◆ **Written instruction**
Select and reproduce each line of the listing below that bears the string "ANOVA".

◆ **Saved data entries**
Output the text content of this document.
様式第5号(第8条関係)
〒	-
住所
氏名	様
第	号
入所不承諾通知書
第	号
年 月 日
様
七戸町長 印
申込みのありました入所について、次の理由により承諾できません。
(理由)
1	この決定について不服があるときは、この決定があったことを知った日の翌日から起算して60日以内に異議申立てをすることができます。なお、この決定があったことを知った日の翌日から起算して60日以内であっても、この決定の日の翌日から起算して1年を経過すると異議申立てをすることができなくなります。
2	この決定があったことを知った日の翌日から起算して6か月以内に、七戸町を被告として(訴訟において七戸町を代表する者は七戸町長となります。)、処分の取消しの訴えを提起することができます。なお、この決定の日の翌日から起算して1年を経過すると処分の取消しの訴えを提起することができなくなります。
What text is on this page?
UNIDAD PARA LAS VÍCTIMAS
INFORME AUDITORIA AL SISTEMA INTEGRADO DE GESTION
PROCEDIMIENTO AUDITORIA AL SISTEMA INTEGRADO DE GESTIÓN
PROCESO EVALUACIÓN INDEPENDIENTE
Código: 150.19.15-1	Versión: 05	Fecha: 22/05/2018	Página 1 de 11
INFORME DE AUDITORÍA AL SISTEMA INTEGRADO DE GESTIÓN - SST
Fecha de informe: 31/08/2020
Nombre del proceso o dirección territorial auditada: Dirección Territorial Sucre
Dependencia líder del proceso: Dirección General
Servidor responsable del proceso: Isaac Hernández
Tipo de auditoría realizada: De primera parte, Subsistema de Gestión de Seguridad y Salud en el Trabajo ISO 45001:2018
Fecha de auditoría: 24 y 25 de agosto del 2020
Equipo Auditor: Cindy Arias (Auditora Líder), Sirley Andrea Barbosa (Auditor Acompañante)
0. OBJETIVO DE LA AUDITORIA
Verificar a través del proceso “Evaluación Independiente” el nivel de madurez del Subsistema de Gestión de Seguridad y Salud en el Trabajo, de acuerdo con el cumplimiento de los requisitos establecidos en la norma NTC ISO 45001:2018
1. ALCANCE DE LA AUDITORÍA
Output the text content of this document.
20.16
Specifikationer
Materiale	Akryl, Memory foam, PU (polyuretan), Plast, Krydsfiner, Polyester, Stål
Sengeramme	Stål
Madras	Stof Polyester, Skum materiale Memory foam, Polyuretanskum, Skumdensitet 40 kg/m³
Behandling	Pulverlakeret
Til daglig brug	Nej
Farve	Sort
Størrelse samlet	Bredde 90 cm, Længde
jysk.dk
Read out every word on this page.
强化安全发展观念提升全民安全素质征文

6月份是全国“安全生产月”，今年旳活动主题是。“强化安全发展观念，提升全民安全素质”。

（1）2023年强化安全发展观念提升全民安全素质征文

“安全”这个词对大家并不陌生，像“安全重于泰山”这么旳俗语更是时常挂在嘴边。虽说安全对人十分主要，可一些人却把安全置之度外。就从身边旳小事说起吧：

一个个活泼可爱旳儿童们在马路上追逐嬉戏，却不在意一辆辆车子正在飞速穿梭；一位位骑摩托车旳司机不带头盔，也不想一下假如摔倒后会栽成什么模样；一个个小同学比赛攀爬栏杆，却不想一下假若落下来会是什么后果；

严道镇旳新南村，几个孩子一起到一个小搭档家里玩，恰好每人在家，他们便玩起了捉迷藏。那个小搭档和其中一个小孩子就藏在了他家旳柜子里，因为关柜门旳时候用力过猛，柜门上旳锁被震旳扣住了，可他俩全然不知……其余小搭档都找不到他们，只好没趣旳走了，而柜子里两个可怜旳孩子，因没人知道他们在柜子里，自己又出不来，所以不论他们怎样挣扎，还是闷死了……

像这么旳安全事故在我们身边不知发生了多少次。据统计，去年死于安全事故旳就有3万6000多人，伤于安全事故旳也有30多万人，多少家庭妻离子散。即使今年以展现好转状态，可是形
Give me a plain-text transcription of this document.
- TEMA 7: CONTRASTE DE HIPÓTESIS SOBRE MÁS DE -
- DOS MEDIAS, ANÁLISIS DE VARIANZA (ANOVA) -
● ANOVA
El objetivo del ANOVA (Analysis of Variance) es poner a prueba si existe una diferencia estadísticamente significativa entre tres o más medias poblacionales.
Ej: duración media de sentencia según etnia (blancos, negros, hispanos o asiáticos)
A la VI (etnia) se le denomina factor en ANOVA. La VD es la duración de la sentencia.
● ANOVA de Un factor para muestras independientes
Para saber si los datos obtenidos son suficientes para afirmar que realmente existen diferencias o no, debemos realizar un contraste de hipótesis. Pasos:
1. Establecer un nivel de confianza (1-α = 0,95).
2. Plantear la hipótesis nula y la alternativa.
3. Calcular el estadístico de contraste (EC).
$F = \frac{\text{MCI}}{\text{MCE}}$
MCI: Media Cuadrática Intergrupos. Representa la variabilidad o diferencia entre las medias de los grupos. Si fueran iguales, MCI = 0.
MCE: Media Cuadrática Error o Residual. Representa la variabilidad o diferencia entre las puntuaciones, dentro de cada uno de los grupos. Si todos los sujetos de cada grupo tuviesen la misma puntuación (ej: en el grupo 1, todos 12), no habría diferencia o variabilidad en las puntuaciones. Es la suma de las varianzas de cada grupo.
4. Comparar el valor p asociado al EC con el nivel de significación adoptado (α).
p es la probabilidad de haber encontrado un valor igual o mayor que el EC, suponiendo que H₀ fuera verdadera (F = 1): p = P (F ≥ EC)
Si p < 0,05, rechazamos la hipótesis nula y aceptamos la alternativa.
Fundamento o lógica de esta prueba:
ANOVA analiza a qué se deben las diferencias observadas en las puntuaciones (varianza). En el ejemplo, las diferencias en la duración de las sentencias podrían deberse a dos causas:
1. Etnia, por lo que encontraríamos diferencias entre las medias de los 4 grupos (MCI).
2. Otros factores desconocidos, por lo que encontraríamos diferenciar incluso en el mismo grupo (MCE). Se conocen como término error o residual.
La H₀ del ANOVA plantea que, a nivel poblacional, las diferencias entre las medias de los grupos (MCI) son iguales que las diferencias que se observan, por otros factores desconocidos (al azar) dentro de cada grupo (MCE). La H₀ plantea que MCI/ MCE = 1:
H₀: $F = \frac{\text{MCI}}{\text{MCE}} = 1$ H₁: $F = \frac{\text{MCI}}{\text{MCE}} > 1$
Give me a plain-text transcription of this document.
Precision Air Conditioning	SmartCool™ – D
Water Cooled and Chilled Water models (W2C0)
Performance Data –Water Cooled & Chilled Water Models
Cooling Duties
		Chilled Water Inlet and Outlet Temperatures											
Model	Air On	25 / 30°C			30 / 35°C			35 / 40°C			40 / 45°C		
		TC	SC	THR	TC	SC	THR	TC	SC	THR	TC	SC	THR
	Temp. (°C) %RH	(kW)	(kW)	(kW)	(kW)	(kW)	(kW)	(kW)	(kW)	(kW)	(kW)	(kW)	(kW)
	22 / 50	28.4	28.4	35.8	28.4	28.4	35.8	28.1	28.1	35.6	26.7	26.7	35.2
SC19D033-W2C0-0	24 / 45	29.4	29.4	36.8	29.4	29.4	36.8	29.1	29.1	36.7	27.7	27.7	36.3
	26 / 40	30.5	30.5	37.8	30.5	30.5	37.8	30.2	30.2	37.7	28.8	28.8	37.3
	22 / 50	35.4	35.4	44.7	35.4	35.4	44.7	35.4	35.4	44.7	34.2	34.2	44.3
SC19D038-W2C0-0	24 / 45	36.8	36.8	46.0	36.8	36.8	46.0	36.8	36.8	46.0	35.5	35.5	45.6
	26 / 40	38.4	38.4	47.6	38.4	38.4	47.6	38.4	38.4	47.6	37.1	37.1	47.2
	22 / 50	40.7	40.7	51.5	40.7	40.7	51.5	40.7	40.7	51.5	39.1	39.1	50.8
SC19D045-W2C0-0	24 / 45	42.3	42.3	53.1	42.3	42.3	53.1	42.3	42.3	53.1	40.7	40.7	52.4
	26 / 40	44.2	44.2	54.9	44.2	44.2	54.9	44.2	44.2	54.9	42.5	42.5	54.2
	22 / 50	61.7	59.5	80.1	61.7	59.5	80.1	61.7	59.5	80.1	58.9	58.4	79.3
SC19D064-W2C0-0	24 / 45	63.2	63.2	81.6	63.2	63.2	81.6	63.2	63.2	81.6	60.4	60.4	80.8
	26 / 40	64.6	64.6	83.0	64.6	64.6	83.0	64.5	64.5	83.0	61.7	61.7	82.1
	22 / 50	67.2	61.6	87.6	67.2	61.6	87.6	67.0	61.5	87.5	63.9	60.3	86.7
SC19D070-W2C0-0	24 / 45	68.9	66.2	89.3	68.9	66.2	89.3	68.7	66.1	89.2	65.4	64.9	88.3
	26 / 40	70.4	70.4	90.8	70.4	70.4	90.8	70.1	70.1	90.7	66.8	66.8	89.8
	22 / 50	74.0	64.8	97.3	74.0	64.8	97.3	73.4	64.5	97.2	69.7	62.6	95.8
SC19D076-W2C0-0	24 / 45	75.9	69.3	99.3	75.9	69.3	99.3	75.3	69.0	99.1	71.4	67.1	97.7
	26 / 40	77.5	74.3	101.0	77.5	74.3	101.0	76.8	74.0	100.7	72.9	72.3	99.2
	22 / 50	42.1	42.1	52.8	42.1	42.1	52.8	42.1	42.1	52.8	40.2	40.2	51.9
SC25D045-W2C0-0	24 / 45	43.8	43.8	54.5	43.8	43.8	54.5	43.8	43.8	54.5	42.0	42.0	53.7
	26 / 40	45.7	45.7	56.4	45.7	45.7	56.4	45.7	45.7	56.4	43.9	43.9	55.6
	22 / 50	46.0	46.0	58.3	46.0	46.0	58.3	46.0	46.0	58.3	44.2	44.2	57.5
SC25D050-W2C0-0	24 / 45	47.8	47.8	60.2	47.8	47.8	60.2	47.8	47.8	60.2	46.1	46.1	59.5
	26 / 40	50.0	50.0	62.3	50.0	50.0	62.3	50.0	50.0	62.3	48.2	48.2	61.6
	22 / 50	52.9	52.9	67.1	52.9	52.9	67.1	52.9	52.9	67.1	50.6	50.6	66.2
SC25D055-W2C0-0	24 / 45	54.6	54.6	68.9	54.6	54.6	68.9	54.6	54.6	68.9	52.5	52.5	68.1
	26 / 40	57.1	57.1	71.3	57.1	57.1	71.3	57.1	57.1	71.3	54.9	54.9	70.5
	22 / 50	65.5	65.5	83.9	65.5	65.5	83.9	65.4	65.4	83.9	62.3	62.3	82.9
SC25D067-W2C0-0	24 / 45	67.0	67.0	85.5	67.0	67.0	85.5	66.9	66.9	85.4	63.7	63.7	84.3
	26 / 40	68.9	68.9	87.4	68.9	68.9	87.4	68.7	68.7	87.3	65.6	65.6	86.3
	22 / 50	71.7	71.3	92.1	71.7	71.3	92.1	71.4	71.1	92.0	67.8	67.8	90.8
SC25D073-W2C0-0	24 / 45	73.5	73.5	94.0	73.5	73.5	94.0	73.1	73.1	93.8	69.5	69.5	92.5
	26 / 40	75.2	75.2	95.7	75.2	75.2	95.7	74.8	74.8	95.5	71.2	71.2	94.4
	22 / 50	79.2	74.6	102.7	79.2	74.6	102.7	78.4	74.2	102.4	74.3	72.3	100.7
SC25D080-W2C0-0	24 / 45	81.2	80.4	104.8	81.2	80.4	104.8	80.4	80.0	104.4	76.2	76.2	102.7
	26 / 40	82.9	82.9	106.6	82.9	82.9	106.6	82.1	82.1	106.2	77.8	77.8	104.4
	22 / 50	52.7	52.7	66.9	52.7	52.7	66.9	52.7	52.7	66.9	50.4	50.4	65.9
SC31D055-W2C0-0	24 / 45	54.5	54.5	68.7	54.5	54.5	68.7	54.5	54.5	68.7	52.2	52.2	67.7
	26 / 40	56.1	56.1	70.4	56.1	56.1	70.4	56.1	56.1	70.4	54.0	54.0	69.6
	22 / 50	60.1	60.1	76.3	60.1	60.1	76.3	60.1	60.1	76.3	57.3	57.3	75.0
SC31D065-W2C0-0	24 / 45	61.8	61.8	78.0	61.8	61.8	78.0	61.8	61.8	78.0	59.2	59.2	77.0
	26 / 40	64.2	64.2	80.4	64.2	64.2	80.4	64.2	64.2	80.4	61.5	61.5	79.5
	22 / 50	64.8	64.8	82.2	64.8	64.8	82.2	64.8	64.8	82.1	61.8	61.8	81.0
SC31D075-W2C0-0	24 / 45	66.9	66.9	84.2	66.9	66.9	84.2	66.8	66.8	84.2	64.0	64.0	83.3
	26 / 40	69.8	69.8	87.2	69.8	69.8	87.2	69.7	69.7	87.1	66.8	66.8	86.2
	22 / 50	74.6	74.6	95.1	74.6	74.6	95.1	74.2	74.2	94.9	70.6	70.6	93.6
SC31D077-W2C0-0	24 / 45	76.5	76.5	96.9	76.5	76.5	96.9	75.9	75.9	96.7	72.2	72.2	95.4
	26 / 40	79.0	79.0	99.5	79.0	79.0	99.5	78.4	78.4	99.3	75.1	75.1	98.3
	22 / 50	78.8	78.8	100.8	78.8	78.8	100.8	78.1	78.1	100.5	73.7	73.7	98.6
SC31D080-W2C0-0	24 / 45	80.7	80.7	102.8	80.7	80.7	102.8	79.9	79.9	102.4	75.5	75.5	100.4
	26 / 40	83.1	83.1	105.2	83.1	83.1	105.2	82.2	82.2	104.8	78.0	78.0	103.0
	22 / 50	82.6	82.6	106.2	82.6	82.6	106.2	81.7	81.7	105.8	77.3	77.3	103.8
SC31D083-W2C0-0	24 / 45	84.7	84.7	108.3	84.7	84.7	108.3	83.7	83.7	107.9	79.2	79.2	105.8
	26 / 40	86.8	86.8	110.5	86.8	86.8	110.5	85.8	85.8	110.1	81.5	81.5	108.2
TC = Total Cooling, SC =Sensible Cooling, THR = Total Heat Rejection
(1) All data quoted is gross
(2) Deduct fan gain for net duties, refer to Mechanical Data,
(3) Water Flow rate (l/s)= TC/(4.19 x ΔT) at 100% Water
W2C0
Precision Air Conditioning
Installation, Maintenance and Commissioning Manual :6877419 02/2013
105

◆ **Worked answer**
- DOS MEDIAS, ANÁLISIS DE VARIANZA (ANOVA) -
● ANOVA
El objetivo del ANOVA (Analysis of Variance) es poner a prueba si existe una diferencia estadísticamente significativa entre tres o más medias poblacionales.
A la VI (etnia) se le denomina factor en ANOVA. La VD es la duración de la sentencia.
● ANOVA de Un factor para muestras independientes
ANOVA analiza a qué se deben las diferencias observadas en las puntuaciones (varianza). En el ejemplo, las diferencias en la duración de las sentencias podrían deberse a dos causas:
La H₀ del ANOVA plantea que, a nivel poblacional, las diferencias entre las medias de los grupos (MCI) son iguales que las diferencias que se observan, por otros factores desconocidos (al azar) dentro de cada grupo (MCE). La H₀ plantea que MCI/ MCE = 1:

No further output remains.